**WHAT IS REQUIRED:** Bring together all lines of the material below that contain the string "image".

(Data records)
-------
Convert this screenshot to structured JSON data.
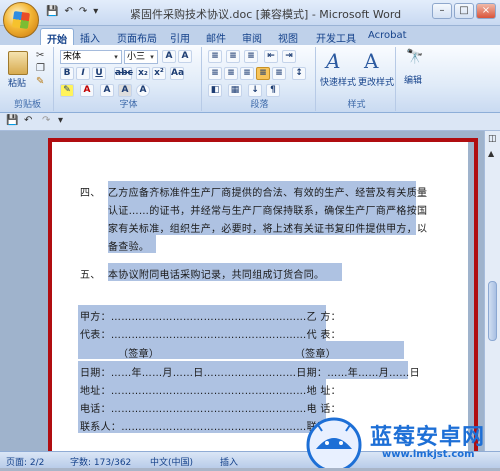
{
  "window": {
    "title": "紧固件采购技术协议.doc [兼容模式] - Microsoft Word",
    "controls": [
      "–",
      "□",
      "×"
    ]
  },
  "qat": [
    "💾",
    "↶",
    "↷",
    "▾"
  ],
  "tabs": [
    {
      "label": "开始",
      "active": true
    },
    {
      "label": "插入"
    },
    {
      "label": "页面布局"
    },
    {
      "label": "引用"
    },
    {
      "label": "邮件"
    },
    {
      "label": "审阅"
    },
    {
      "label": "视图"
    },
    {
      "label": "开发工具"
    },
    {
      "label": "Acrobat"
    }
  ],
  "ribbon": {
    "clipboard": {
      "paste": "粘贴",
      "label": "剪贴板"
    },
    "font": {
      "name": "宋体",
      "size": "小三",
      "label": "字体"
    },
    "paragraph": {
      "label": "段落"
    },
    "styles": {
      "quick": "快速样式",
      "change": "更改样式",
      "label": "样式"
    },
    "edit": {
      "label": "编辑"
    }
  },
  "doc": {
    "item4_num": "四、",
    "item4_l1": "乙方应备齐标准件生产厂商提供的合法、有效的生产、经营及有关质量",
    "item4_l2": "认证……的证书，并经常与生产厂商保持联系，确保生产厂商严格按国",
    "item4_l3": "家有关标准，组织生产，必要时，将上述有关证书复印件提供甲方，以",
    "item4_l4": "备查验。",
    "item5_num": "五、",
    "item5_text": "本协议附同电话采购记录，共同组成订货合同。",
    "sig_a1": "甲方：…………………………………………………乙  方：",
    "sig_a2": "代表：…………………………………………………代  表：",
    "sig_a3": "（签章）                                       （签章）",
    "sig_a4": "日期：……年……月……日………………………日期：……年……月……日",
    "sig_a5": "地址：…………………………………………………地    址：",
    "sig_a6": "电话：…………………………………………………电    话：",
    "sig_a7": "联系人：………………………………………………联系人："
  },
  "status": {
    "page": "页面: 2/2",
    "words": "字数: 173/362",
    "lang": "中文(中国)",
    "mode": "插入"
  },
  "watermark": {
    "title": "蓝莓安卓网",
    "url": "www.lmkjst.com"
  },
  "colors": {
    "highlight": "#aec2e2",
    "redbox": "#b00d10",
    "watermark": "#1d6fd6"
  }
}
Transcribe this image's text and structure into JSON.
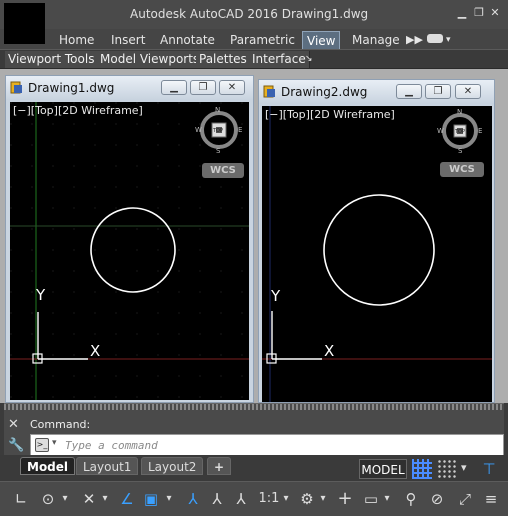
{
  "titlebar": {
    "title": "Autodesk AutoCAD 2016    Drawing1.dwg",
    "minimize_icon": "minimize-icon",
    "restore_icon": "restore-icon",
    "close_icon": "close-icon"
  },
  "ribbon": {
    "tabs": [
      {
        "label": "Home"
      },
      {
        "label": "Insert"
      },
      {
        "label": "Annotate"
      },
      {
        "label": "Parametric"
      },
      {
        "label": "View",
        "active": true
      },
      {
        "label": "Manage"
      }
    ],
    "overflow_icon": "double-chevron-right-icon",
    "panels": [
      {
        "label": "Viewport Tools"
      },
      {
        "label": "Model Viewports"
      },
      {
        "label": "Palettes"
      },
      {
        "label": "Interface"
      }
    ]
  },
  "windows": [
    {
      "title": "Drawing1.dwg",
      "viewport_label": "[−][Top][2D Wireframe]",
      "viewcube": {
        "n": "N",
        "s": "S",
        "e": "E",
        "w": "W",
        "top": "TOP"
      },
      "wcs": "WCS",
      "ucs_x": "X",
      "ucs_y": "Y"
    },
    {
      "title": "Drawing2.dwg",
      "viewport_label": "[−][Top][2D Wireframe]",
      "viewcube": {
        "n": "N",
        "s": "S",
        "e": "E",
        "w": "W",
        "top": "TOP"
      },
      "wcs": "WCS",
      "ucs_x": "X",
      "ucs_y": "Y"
    }
  ],
  "command": {
    "label": "Command:",
    "placeholder": "Type a command"
  },
  "layout_tabs": [
    {
      "label": "Model",
      "active": true
    },
    {
      "label": "Layout1"
    },
    {
      "label": "Layout2"
    }
  ],
  "add_layout": "+",
  "status": {
    "model_label": "MODEL",
    "scale": "1:1"
  },
  "colors": {
    "canvas": "#000000",
    "ribbon_active_tab": "#5c6e80",
    "wcs_badge": "#666666",
    "green_axis": "#1f7a1f",
    "red_axis": "#7a1f1f"
  }
}
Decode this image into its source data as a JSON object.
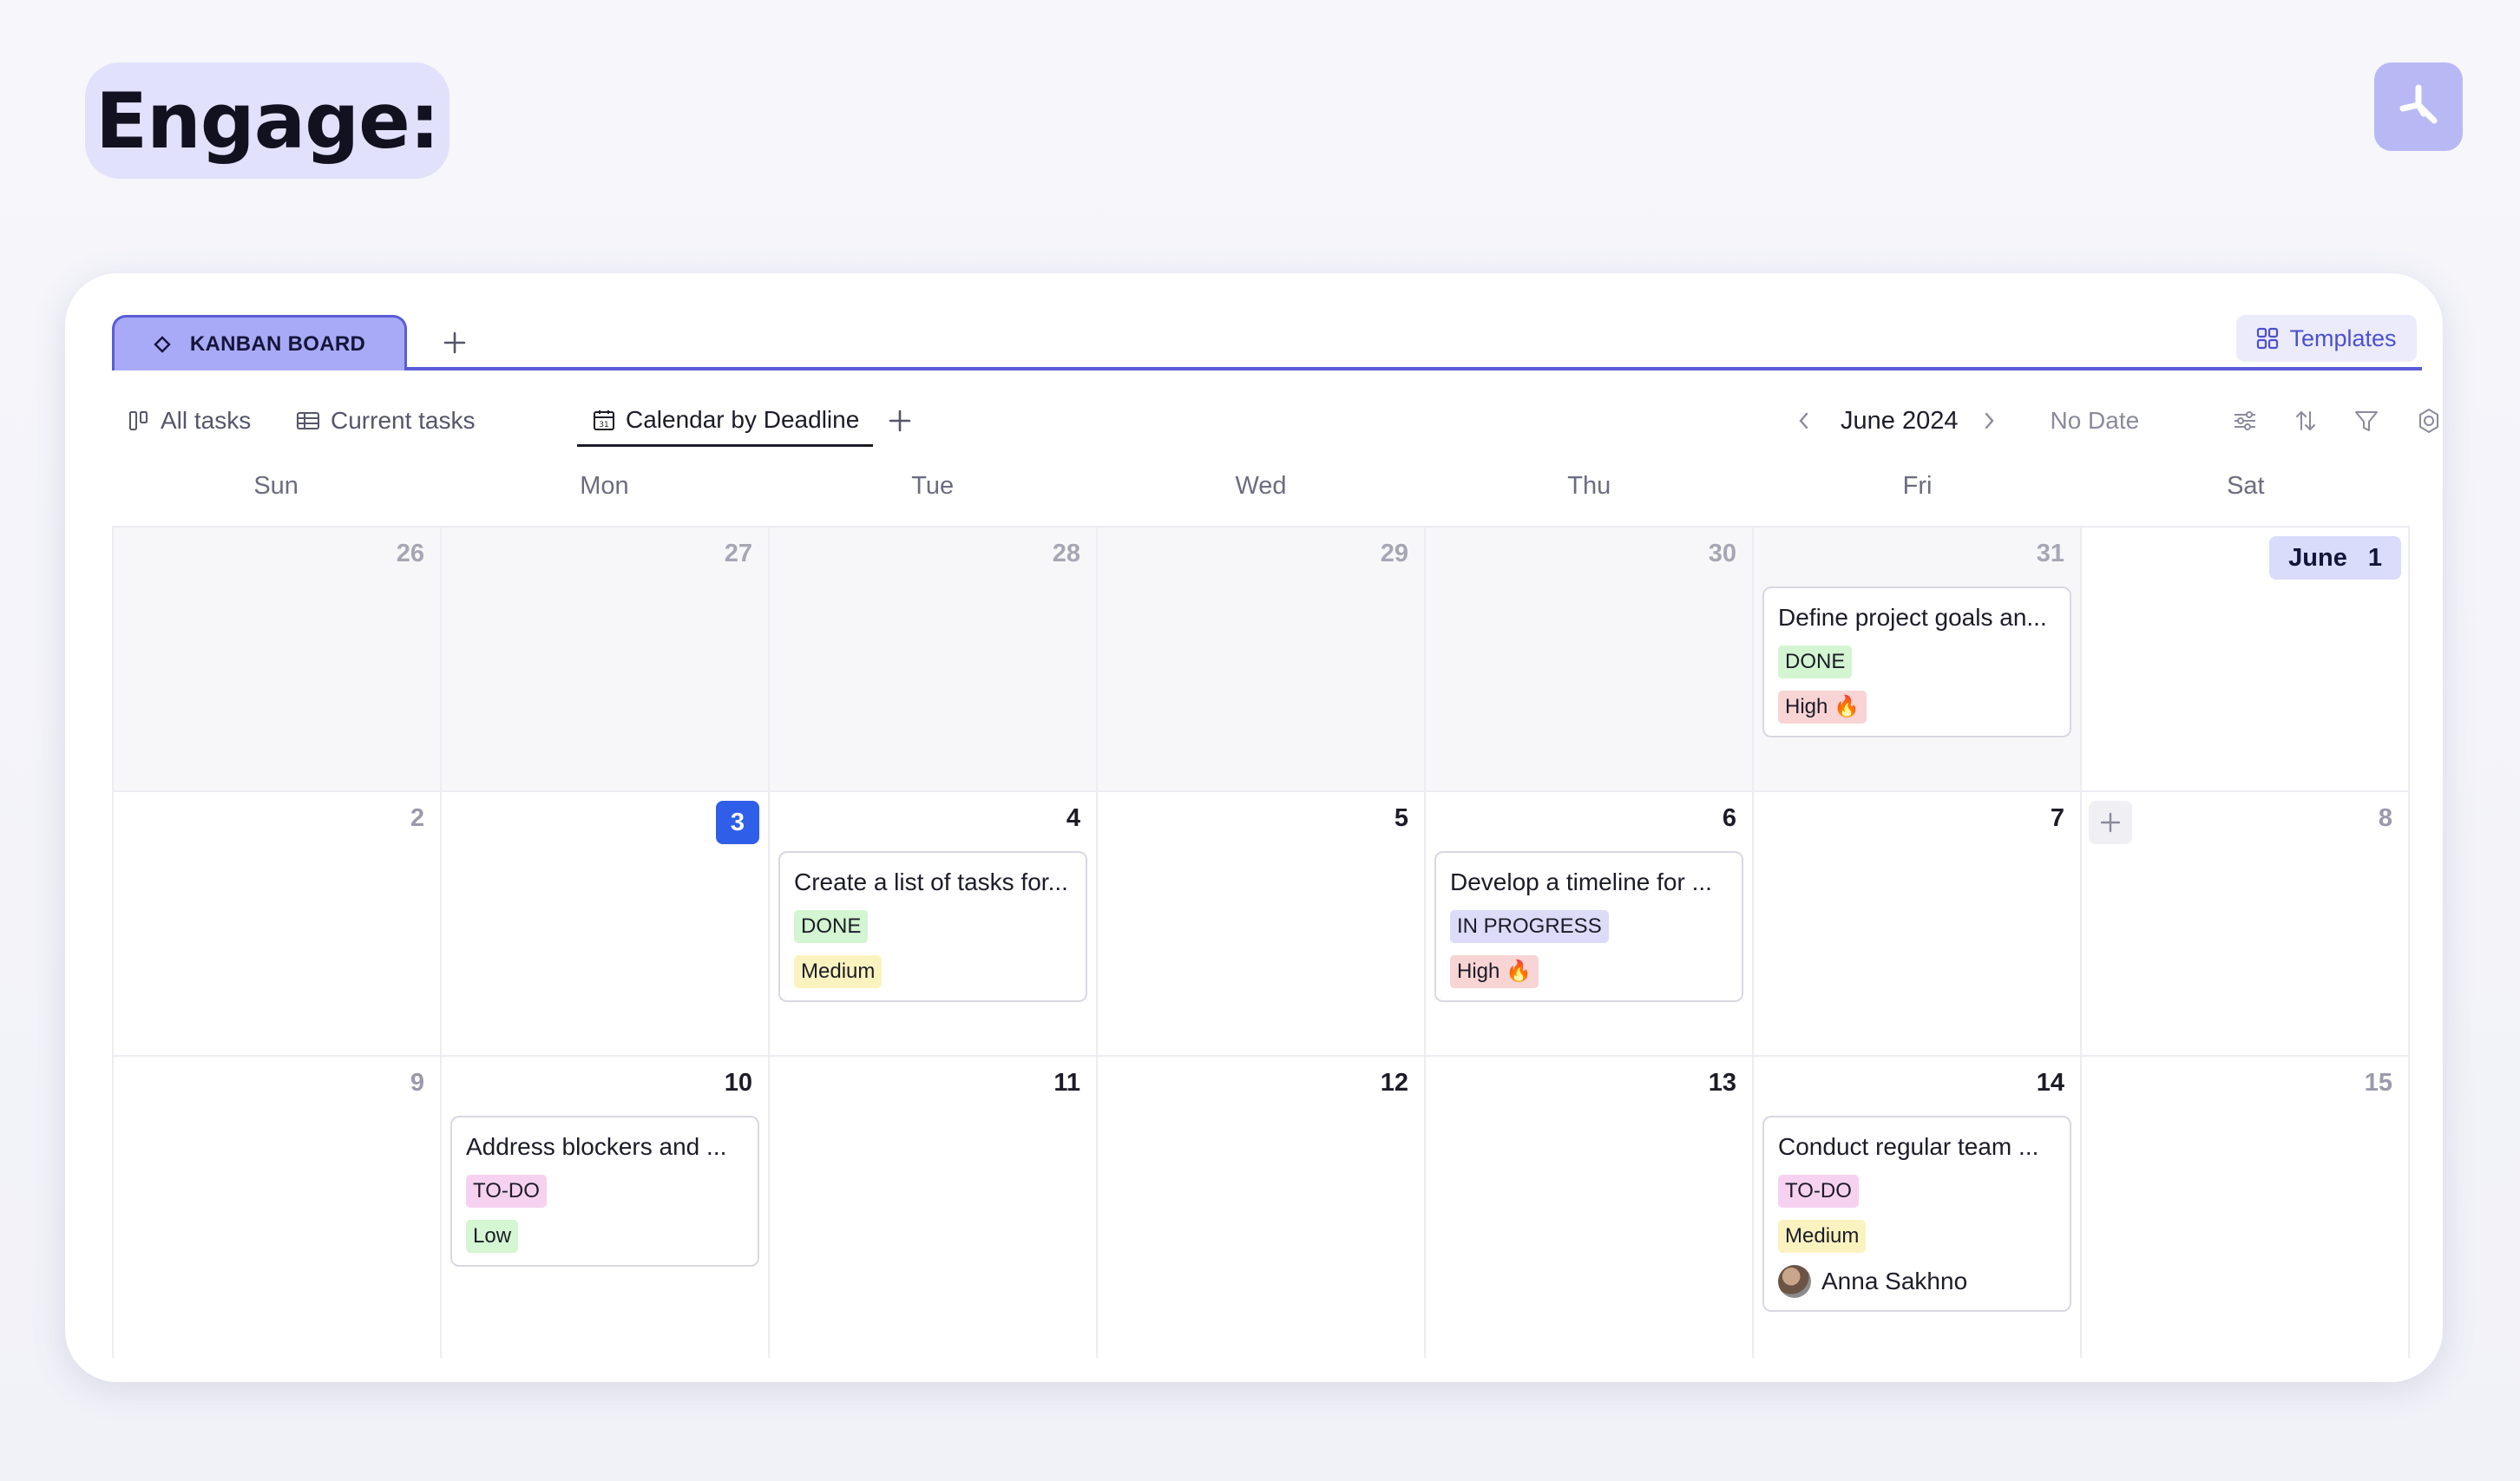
{
  "page": {
    "title": "Engage:"
  },
  "tabs": {
    "main_tab": "KANBAN BOARD",
    "templates_label": "Templates"
  },
  "views": [
    {
      "label": "All tasks",
      "icon": "board-icon"
    },
    {
      "label": "Current tasks",
      "icon": "table-icon"
    },
    {
      "label": "Calendar by Deadline",
      "icon": "calendar-icon",
      "active": true
    }
  ],
  "navigation": {
    "month": "June 2024",
    "no_date": "No Date"
  },
  "weekdays": [
    "Sun",
    "Mon",
    "Tue",
    "Wed",
    "Thu",
    "Fri",
    "Sat"
  ],
  "weeks": [
    {
      "days": [
        {
          "num": "26",
          "other": true
        },
        {
          "num": "27",
          "other": true
        },
        {
          "num": "28",
          "other": true
        },
        {
          "num": "29",
          "other": true
        },
        {
          "num": "30",
          "other": true
        },
        {
          "num": "31",
          "other": true,
          "task": {
            "title": "Define project goals an...",
            "status": "DONE",
            "priority": "High 🔥"
          }
        },
        {
          "num": "1",
          "month_label": "June"
        }
      ]
    },
    {
      "days": [
        {
          "num": "2"
        },
        {
          "num": "3",
          "today": true
        },
        {
          "num": "4",
          "task": {
            "title": "Create a list of tasks for...",
            "status": "DONE",
            "priority": "Medium"
          }
        },
        {
          "num": "5"
        },
        {
          "num": "6",
          "task": {
            "title": "Develop a timeline for ...",
            "status": "IN PROGRESS",
            "priority": "High 🔥"
          }
        },
        {
          "num": "7"
        },
        {
          "num": "8"
        }
      ]
    },
    {
      "days": [
        {
          "num": "9"
        },
        {
          "num": "10",
          "task": {
            "title": "Address blockers and ...",
            "status": "TO-DO",
            "priority": "Low"
          }
        },
        {
          "num": "11"
        },
        {
          "num": "12"
        },
        {
          "num": "13"
        },
        {
          "num": "14",
          "task": {
            "title": "Conduct regular team ...",
            "status": "TO-DO",
            "priority": "Medium",
            "assignee": "Anna Sakhno"
          }
        },
        {
          "num": "15"
        }
      ]
    }
  ],
  "colors": {
    "accent": "#5a5cd6",
    "today": "#2f5ee8",
    "tab_bg": "#a9aaf7"
  }
}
-------
**FINISHED EXERCISE:**
Transcribe this image's text and structure into JSON.
Decode this image into its source data as a JSON object.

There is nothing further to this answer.